Given problem:
Write out the full listing exactly as given, minus the images.

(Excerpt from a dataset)

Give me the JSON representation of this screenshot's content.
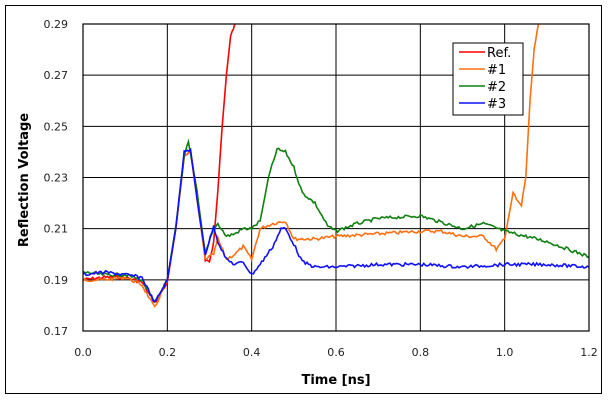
{
  "chart_data": {
    "type": "line",
    "title": "",
    "xlabel": "Time [ns]",
    "ylabel": "Reflection Voltage",
    "xlim": [
      0.0,
      1.2
    ],
    "ylim": [
      0.17,
      0.29
    ],
    "xticks": [
      "0.0",
      "0.2",
      "0.4",
      "0.6",
      "0.8",
      "1.0",
      "1.2"
    ],
    "yticks": [
      "0.29",
      "0.27",
      "0.25",
      "0.23",
      "0.21",
      "0.19",
      "0.17"
    ],
    "grid": true,
    "legend_position": "upper right (inside)",
    "series": [
      {
        "name": "Ref.",
        "color": "#ff0000",
        "x": [
          0.0,
          0.05,
          0.1,
          0.14,
          0.17,
          0.2,
          0.22,
          0.24,
          0.255,
          0.27,
          0.29,
          0.3,
          0.31,
          0.32,
          0.33,
          0.34,
          0.35,
          0.36
        ],
        "y": [
          0.19,
          0.191,
          0.191,
          0.189,
          0.181,
          0.189,
          0.21,
          0.238,
          0.24,
          0.225,
          0.198,
          0.197,
          0.205,
          0.225,
          0.25,
          0.27,
          0.285,
          0.29
        ]
      },
      {
        "name": "#1",
        "color": "#ff7010",
        "x": [
          0.0,
          0.05,
          0.1,
          0.14,
          0.17,
          0.2,
          0.22,
          0.24,
          0.255,
          0.27,
          0.29,
          0.31,
          0.32,
          0.34,
          0.36,
          0.38,
          0.4,
          0.42,
          0.45,
          0.48,
          0.5,
          0.55,
          0.6,
          0.7,
          0.8,
          0.85,
          0.9,
          0.95,
          0.98,
          1.0,
          1.02,
          1.04,
          1.05,
          1.06,
          1.07,
          1.08
        ],
        "y": [
          0.19,
          0.19,
          0.191,
          0.188,
          0.179,
          0.19,
          0.21,
          0.238,
          0.24,
          0.222,
          0.198,
          0.2,
          0.206,
          0.198,
          0.2,
          0.203,
          0.198,
          0.21,
          0.212,
          0.213,
          0.206,
          0.206,
          0.207,
          0.208,
          0.209,
          0.209,
          0.207,
          0.207,
          0.202,
          0.206,
          0.224,
          0.219,
          0.23,
          0.26,
          0.28,
          0.29
        ]
      },
      {
        "name": "#2",
        "color": "#108010",
        "x": [
          0.0,
          0.05,
          0.1,
          0.14,
          0.17,
          0.2,
          0.22,
          0.24,
          0.25,
          0.27,
          0.29,
          0.31,
          0.32,
          0.34,
          0.36,
          0.38,
          0.4,
          0.42,
          0.44,
          0.46,
          0.48,
          0.5,
          0.52,
          0.55,
          0.58,
          0.6,
          0.65,
          0.7,
          0.8,
          0.9,
          0.95,
          1.0,
          1.05,
          1.1,
          1.15,
          1.2
        ],
        "y": [
          0.193,
          0.192,
          0.192,
          0.19,
          0.181,
          0.19,
          0.211,
          0.238,
          0.244,
          0.225,
          0.2,
          0.21,
          0.212,
          0.207,
          0.208,
          0.21,
          0.21,
          0.213,
          0.23,
          0.241,
          0.24,
          0.234,
          0.224,
          0.22,
          0.211,
          0.209,
          0.212,
          0.214,
          0.215,
          0.21,
          0.212,
          0.209,
          0.207,
          0.205,
          0.202,
          0.199
        ]
      },
      {
        "name": "#3",
        "color": "#1010ff",
        "x": [
          0.0,
          0.05,
          0.1,
          0.14,
          0.17,
          0.2,
          0.22,
          0.24,
          0.255,
          0.27,
          0.29,
          0.31,
          0.32,
          0.34,
          0.36,
          0.38,
          0.4,
          0.42,
          0.45,
          0.47,
          0.48,
          0.5,
          0.52,
          0.55,
          0.6,
          0.7,
          0.8,
          0.9,
          1.0,
          1.1,
          1.2
        ],
        "y": [
          0.192,
          0.193,
          0.192,
          0.191,
          0.181,
          0.19,
          0.21,
          0.24,
          0.241,
          0.222,
          0.2,
          0.211,
          0.205,
          0.198,
          0.196,
          0.197,
          0.192,
          0.196,
          0.203,
          0.21,
          0.21,
          0.204,
          0.197,
          0.195,
          0.195,
          0.196,
          0.196,
          0.195,
          0.196,
          0.196,
          0.195
        ]
      }
    ]
  }
}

Response to this exercise:
Give me the JSON representation of this screenshot's content.
{
  "chart_data": {
    "type": "line",
    "title": "",
    "xlabel": "Time [ns]",
    "ylabel": "Reflection Voltage",
    "xlim": [
      0.0,
      1.2
    ],
    "ylim": [
      0.17,
      0.29
    ],
    "xticks": [
      "0.0",
      "0.2",
      "0.4",
      "0.6",
      "0.8",
      "1.0",
      "1.2"
    ],
    "yticks": [
      "0.29",
      "0.27",
      "0.25",
      "0.23",
      "0.21",
      "0.19",
      "0.17"
    ],
    "grid": true,
    "legend_position": "upper right (inside)",
    "series": [
      {
        "name": "Ref.",
        "color": "#ff0000",
        "x": [
          0.0,
          0.05,
          0.1,
          0.14,
          0.17,
          0.2,
          0.22,
          0.24,
          0.255,
          0.27,
          0.29,
          0.3,
          0.31,
          0.32,
          0.33,
          0.34,
          0.35,
          0.36
        ],
        "y": [
          0.19,
          0.191,
          0.191,
          0.189,
          0.181,
          0.189,
          0.21,
          0.238,
          0.24,
          0.225,
          0.198,
          0.197,
          0.205,
          0.225,
          0.25,
          0.27,
          0.285,
          0.29
        ]
      },
      {
        "name": "#1",
        "color": "#ff7010",
        "x": [
          0.0,
          0.05,
          0.1,
          0.14,
          0.17,
          0.2,
          0.22,
          0.24,
          0.255,
          0.27,
          0.29,
          0.31,
          0.32,
          0.34,
          0.36,
          0.38,
          0.4,
          0.42,
          0.45,
          0.48,
          0.5,
          0.55,
          0.6,
          0.7,
          0.8,
          0.85,
          0.9,
          0.95,
          0.98,
          1.0,
          1.02,
          1.04,
          1.05,
          1.06,
          1.07,
          1.08
        ],
        "y": [
          0.19,
          0.19,
          0.191,
          0.188,
          0.179,
          0.19,
          0.21,
          0.238,
          0.24,
          0.222,
          0.198,
          0.2,
          0.206,
          0.198,
          0.2,
          0.203,
          0.198,
          0.21,
          0.212,
          0.213,
          0.206,
          0.206,
          0.207,
          0.208,
          0.209,
          0.209,
          0.207,
          0.207,
          0.202,
          0.206,
          0.224,
          0.219,
          0.23,
          0.26,
          0.28,
          0.29
        ]
      },
      {
        "name": "#2",
        "color": "#108010",
        "x": [
          0.0,
          0.05,
          0.1,
          0.14,
          0.17,
          0.2,
          0.22,
          0.24,
          0.25,
          0.27,
          0.29,
          0.31,
          0.32,
          0.34,
          0.36,
          0.38,
          0.4,
          0.42,
          0.44,
          0.46,
          0.48,
          0.5,
          0.52,
          0.55,
          0.58,
          0.6,
          0.65,
          0.7,
          0.8,
          0.9,
          0.95,
          1.0,
          1.05,
          1.1,
          1.15,
          1.2
        ],
        "y": [
          0.193,
          0.192,
          0.192,
          0.19,
          0.181,
          0.19,
          0.211,
          0.238,
          0.244,
          0.225,
          0.2,
          0.21,
          0.212,
          0.207,
          0.208,
          0.21,
          0.21,
          0.213,
          0.23,
          0.241,
          0.24,
          0.234,
          0.224,
          0.22,
          0.211,
          0.209,
          0.212,
          0.214,
          0.215,
          0.21,
          0.212,
          0.209,
          0.207,
          0.205,
          0.202,
          0.199
        ]
      },
      {
        "name": "#3",
        "color": "#1010ff",
        "x": [
          0.0,
          0.05,
          0.1,
          0.14,
          0.17,
          0.2,
          0.22,
          0.24,
          0.255,
          0.27,
          0.29,
          0.31,
          0.32,
          0.34,
          0.36,
          0.38,
          0.4,
          0.42,
          0.45,
          0.47,
          0.48,
          0.5,
          0.52,
          0.55,
          0.6,
          0.7,
          0.8,
          0.9,
          1.0,
          1.1,
          1.2
        ],
        "y": [
          0.192,
          0.193,
          0.192,
          0.191,
          0.181,
          0.19,
          0.21,
          0.24,
          0.241,
          0.222,
          0.2,
          0.211,
          0.205,
          0.198,
          0.196,
          0.197,
          0.192,
          0.196,
          0.203,
          0.21,
          0.21,
          0.204,
          0.197,
          0.195,
          0.195,
          0.196,
          0.196,
          0.195,
          0.196,
          0.196,
          0.195
        ]
      }
    ]
  }
}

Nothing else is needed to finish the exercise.